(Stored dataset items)
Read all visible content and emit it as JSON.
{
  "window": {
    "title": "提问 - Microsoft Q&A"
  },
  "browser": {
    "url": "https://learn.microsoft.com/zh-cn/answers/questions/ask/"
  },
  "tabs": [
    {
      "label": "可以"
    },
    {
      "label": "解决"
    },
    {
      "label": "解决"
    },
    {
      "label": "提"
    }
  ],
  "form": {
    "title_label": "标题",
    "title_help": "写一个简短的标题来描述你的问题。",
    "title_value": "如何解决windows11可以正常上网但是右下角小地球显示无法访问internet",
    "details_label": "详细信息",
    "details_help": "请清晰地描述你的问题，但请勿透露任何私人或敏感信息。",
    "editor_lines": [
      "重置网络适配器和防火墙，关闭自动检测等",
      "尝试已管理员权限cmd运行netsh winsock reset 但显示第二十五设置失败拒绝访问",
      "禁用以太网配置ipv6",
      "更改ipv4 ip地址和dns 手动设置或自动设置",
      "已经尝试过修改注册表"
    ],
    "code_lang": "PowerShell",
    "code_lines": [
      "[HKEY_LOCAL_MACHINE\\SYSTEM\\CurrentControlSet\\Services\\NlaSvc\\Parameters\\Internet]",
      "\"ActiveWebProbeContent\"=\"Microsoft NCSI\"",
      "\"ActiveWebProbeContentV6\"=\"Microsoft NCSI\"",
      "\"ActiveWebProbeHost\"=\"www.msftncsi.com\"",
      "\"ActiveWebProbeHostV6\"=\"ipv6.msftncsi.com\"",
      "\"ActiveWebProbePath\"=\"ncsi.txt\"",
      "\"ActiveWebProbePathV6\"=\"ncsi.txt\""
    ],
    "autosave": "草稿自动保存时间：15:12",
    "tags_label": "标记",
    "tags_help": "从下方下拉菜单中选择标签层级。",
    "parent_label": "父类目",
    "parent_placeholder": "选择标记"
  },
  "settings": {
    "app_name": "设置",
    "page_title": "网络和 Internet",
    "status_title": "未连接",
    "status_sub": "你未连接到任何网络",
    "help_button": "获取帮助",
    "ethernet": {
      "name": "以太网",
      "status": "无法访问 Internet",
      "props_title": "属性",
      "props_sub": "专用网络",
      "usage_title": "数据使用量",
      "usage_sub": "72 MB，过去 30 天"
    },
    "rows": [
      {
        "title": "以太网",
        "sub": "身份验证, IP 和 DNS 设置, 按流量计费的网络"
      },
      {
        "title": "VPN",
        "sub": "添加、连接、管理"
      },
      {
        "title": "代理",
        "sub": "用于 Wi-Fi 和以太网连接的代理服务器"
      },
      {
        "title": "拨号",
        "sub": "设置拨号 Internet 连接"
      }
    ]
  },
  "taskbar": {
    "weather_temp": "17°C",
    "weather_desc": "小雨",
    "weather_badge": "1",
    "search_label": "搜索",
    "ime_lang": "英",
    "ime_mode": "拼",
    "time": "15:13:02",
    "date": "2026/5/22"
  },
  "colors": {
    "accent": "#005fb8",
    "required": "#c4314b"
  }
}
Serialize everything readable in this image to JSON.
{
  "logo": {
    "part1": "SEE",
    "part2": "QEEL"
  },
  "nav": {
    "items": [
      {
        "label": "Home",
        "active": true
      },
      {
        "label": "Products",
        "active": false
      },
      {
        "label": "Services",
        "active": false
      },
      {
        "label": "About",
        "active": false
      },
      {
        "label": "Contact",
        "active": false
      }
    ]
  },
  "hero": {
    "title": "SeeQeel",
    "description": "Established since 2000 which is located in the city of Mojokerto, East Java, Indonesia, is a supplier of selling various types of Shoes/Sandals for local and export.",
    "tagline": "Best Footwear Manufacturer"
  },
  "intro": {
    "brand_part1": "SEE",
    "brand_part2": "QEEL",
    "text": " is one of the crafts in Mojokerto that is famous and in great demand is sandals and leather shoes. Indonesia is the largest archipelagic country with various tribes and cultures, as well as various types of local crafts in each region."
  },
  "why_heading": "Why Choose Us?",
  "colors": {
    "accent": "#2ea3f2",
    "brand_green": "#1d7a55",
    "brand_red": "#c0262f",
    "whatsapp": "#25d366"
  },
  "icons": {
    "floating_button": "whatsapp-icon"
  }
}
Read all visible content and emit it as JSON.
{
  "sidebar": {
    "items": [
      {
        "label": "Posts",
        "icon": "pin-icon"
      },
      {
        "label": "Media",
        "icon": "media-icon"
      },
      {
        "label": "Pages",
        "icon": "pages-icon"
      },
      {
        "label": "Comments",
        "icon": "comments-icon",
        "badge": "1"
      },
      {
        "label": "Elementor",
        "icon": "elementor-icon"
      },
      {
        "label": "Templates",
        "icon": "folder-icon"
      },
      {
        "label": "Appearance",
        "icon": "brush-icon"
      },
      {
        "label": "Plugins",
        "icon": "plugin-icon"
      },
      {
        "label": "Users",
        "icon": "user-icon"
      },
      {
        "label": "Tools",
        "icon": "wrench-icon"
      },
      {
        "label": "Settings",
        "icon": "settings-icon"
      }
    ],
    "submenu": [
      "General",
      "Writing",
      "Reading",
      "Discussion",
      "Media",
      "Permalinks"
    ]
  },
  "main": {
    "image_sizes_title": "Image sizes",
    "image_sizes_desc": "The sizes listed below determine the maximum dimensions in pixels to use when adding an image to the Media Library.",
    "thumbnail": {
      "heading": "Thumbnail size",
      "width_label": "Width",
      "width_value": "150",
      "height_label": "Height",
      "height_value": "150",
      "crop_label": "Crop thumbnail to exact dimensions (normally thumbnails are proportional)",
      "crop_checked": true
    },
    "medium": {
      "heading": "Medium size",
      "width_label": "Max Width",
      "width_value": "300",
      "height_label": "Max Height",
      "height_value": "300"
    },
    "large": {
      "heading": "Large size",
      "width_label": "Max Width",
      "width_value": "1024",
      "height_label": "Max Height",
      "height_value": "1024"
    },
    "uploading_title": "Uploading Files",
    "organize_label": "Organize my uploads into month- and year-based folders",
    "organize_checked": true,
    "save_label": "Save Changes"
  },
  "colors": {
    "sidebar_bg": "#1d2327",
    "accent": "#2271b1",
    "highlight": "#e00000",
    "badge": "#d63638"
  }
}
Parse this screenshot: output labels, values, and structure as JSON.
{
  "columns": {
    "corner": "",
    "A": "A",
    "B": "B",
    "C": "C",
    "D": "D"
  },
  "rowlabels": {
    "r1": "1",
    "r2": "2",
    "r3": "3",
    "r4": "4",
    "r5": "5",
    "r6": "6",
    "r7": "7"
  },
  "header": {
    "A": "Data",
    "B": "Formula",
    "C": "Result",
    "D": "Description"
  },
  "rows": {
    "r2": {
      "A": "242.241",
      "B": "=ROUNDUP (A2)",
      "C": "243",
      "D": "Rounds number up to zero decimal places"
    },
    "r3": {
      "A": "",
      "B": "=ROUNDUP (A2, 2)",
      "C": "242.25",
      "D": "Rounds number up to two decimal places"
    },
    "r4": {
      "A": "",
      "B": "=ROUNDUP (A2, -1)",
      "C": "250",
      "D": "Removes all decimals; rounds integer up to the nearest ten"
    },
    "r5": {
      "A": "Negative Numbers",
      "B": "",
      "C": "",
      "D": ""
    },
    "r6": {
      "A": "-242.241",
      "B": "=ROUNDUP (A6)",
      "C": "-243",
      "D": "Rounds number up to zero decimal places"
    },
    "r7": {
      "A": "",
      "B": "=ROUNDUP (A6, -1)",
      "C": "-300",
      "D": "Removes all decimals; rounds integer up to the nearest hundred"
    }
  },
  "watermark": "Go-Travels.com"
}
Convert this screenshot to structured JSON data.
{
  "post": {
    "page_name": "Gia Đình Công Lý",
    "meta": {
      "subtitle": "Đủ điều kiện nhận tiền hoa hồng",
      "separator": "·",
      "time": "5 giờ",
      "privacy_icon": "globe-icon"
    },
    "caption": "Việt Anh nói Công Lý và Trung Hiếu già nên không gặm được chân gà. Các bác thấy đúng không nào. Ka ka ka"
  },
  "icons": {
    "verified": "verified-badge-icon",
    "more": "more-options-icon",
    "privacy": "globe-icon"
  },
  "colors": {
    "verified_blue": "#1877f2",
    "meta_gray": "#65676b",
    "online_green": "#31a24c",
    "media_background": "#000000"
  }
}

*Request*: Print again the material above, limited to the lines from the one holding "Convert this screenshot" through the last, inclusive.

*Response for this exercise*:
Convert this screenshot to structured JSON data.
{
  "post": {
    "page_name": "Gia Đình Công Lý",
    "meta": {
      "subtitle": "Đủ điều kiện nhận tiền hoa hồng",
      "separator": "·",
      "time": "5 giờ",
      "privacy_icon": "globe-icon"
    },
    "caption": "Việt Anh nói Công Lý và Trung Hiếu già nên không gặm được chân gà. Các bác thấy đúng không nào. Ka ka ka"
  },
  "icons": {
    "verified": "verified-badge-icon",
    "more": "more-options-icon",
    "privacy": "globe-icon"
  },
  "colors": {
    "verified_blue": "#1877f2",
    "meta_gray": "#65676b",
    "online_green": "#31a24c",
    "media_background": "#000000"
  }
}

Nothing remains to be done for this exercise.